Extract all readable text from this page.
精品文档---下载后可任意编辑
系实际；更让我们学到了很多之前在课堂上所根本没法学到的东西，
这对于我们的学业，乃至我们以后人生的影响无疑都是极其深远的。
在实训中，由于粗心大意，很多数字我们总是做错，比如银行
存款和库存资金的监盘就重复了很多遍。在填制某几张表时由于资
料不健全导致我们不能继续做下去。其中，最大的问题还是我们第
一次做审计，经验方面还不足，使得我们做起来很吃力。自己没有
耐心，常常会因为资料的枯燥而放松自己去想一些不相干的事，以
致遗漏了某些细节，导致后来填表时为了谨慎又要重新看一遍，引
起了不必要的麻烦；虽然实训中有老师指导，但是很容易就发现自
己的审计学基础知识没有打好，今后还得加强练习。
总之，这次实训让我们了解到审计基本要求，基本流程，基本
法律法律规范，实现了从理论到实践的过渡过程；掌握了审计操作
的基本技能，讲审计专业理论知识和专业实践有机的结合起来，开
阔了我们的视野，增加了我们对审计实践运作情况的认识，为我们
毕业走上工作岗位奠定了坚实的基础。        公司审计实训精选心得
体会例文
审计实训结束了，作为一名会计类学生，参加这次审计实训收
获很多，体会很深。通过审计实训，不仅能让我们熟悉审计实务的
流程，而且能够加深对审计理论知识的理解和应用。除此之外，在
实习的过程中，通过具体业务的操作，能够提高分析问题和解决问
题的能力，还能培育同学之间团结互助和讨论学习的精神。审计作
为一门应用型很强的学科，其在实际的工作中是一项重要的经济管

•••

*EXERCISE AIM*
Print every entry exactly as it appears.

*THE SOLUTION*
Extract all readable text from this page.
精品文档---下载后可任意编辑
系实际；更让我们学到了很多之前在课堂上所根本没法学到的东西，
这对于我们的学业，乃至我们以后人生的影响无疑都是极其深远的。
在实训中，由于粗心大意，很多数字我们总是做错，比如银行
存款和库存资金的监盘就重复了很多遍。在填制某几张表时由于资
料不健全导致我们不能继续做下去。其中，最大的问题还是我们第
一次做审计，经验方面还不足，使得我们做起来很吃力。自己没有
耐心，常常会因为资料的枯燥而放松自己去想一些不相干的事，以
致遗漏了某些细节，导致后来填表时为了谨慎又要重新看一遍，引
起了不必要的麻烦；虽然实训中有老师指导，但是很容易就发现自
己的审计学基础知识没有打好，今后还得加强练习。
总之，这次实训让我们了解到审计基本要求，基本流程，基本
法律法律规范，实现了从理论到实践的过渡过程；掌握了审计操作
的基本技能，讲审计专业理论知识和专业实践有机的结合起来，开
阔了我们的视野，增加了我们对审计实践运作情况的认识，为我们
毕业走上工作岗位奠定了坚实的基础。        公司审计实训精选心得
体会例文
审计实训结束了，作为一名会计类学生，参加这次审计实训收
获很多，体会很深。通过审计实训，不仅能让我们熟悉审计实务的
流程，而且能够加深对审计理论知识的理解和应用。除此之外，在
实习的过程中，通过具体业务的操作，能够提高分析问题和解决问
题的能力，还能培育同学之间团结互助和讨论学习的精神。审计作
为一门应用型很强的学科，其在实际的工作中是一项重要的经济管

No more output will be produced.